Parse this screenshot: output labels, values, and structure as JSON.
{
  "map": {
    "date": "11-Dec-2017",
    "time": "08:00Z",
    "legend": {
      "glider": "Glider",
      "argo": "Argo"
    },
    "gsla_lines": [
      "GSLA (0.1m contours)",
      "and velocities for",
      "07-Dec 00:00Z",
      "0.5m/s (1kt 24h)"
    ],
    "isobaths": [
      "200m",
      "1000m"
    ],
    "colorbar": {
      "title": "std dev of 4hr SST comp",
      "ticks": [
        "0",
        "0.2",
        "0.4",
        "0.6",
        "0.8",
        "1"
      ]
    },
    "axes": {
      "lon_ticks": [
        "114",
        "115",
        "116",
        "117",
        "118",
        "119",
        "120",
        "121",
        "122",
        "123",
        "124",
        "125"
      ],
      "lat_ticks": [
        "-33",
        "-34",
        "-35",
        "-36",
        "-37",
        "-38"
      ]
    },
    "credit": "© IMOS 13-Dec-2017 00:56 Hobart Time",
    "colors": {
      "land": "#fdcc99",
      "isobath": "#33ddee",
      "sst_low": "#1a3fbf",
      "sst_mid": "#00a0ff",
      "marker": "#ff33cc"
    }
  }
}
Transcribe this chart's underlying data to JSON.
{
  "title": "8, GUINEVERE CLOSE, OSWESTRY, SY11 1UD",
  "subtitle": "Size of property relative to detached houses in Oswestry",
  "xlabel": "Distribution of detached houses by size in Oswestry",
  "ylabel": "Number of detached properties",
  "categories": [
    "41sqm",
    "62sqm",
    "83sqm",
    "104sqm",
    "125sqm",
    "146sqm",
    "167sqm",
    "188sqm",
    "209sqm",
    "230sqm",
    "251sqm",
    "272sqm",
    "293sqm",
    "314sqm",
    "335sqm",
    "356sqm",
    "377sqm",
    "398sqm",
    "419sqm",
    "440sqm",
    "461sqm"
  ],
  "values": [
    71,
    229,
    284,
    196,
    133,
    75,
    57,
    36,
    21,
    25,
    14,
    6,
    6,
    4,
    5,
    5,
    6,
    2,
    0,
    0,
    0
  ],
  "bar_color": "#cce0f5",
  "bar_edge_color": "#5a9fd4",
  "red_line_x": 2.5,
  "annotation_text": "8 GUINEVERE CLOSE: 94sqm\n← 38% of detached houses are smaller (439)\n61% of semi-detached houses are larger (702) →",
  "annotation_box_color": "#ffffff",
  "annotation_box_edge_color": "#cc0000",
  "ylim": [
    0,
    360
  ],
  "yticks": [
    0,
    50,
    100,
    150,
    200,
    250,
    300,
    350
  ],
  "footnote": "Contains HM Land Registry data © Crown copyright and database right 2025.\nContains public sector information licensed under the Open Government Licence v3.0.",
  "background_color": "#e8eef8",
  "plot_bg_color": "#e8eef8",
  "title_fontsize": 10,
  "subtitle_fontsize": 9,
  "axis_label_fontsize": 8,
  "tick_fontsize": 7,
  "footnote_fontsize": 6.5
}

—————

*The problem*
Copy, from the material, each line that holds the string "CLOSE".

*Response*
  "title": "8, GUINEVERE CLOSE, OSWESTRY, SY11 1UD",
  "annotation_text": "8 GUINEVERE CLOSE: 94sqm\n← 38% of detached houses are smaller (439)\n61% of semi-detached houses are larger (702) →",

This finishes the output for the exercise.